## DOCUMENT PASSAGE
════════════════
As there are no recommended standard procedures that the notifying entity can follow in the meantime, it will need to wait for a response from the CERT. In any case, records of the incident should be saved in case they are destroyed or modified during the incident.
Unfortunately, there are currently no incentives to voluntarily disclose information on cyberthreats, apart from peer pressure within the industry.
How do the government and private sector cooperate to develop cybersecurity standards and procedures?
In the field of cybersecurity, cooperation between the private and the public sector has a long tradition in Austria, its first highly visible project being the CIRCA, established in 2003 by the ISPA and the Federal Chancellery.
Nowadays, the cooperation continues mainly within the Austrian CERT network, where the most important stakeholders from the private and public sectors are united either directly or indirectly through the participating CERTs. Within this network, not only is the collected information on incidents or threats exchanged, but the incident response and the advice on prevention measures are also coordinated.
════════════════
## TO BE DONE
1. Copy everything in the cybersecurity passage from "As there are" down to "standards and procedures?".
2. Write the next part of the cybersecurity passage, starting after its final sentence.
The rows that follow are separate material and have nothing to do with the cybersecurity passage.

## SUPPLIED INFORMATION
════════════════
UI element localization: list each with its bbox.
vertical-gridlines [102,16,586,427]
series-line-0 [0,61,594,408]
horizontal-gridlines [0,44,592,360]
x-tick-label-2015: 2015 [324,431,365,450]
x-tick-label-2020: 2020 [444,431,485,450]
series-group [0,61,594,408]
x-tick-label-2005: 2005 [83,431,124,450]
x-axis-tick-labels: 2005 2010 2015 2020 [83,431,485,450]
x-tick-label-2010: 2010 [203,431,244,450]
════════════════
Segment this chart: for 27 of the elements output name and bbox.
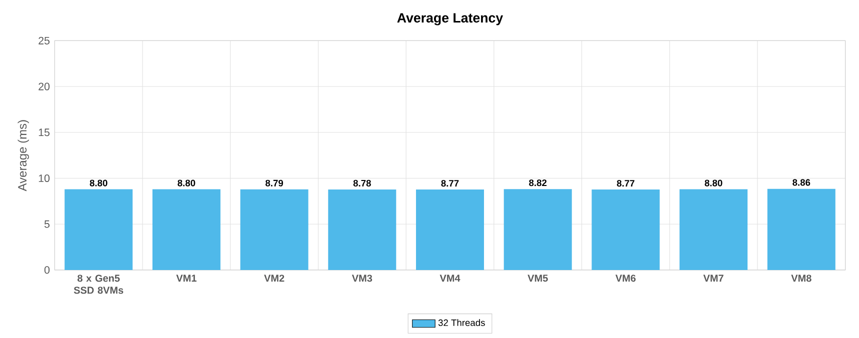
════════════════
## EXERCISE RESULTS
1.
As there are no recommended standard procedures that the notifying entity can follow in the meantime, it will need to wait for a response from the CERT. In any case, records of the incident should be saved in case they are destroyed or modified during the incident.
Unfortunately, there are currently no incentives to voluntarily disclose information on cyberthreats, apart from peer pressure within the industry.
How do the government and private sector cooperate to develop cybersecurity standards and procedures?

2.
The results are then propagated by the participants to other organisations, such as the Chamber of Commerce, which issue recommendations to their members, usually in the form of publications. Of course, the flow of information works both ways.
In December 2014, Curatorship Safe Austria, an independent association focused on issues related to internal security, organised a large-scale cybersecurity exercise focused on threats to critical infrastructures, in which, among others, the CERTs, the Federal Ministry for Internal Affairs and various private enterprises participated. The aim of the exercise was to optimise communication between the participants, especially the stakeholders as well as the organisations serving as information hubs for their respective sectors. Smaller exercises were conducted annually in the following years. The results and experience gained during those exercises were taken into consideration in white papers on cybersecurity published by the Curatorship Safe Austria in early summer of the following year, containing recommendations for the then planned Austrian Cybersecurity Act, now NISG.
Further cooperation is expected in the issuing of industry-specific recommendations according to the GDPR.
Is insurance for cybersecurity breaches available in your jurisdiction and is such insurance common?
Insurance against cybersecurity incidents, covering the costs of, for example, data recovery or downtime, are offered by every major insurer active in Austria. In detail, the covered risks, of course, vary from offer to offer, with some covering even in the case of negligence or fault.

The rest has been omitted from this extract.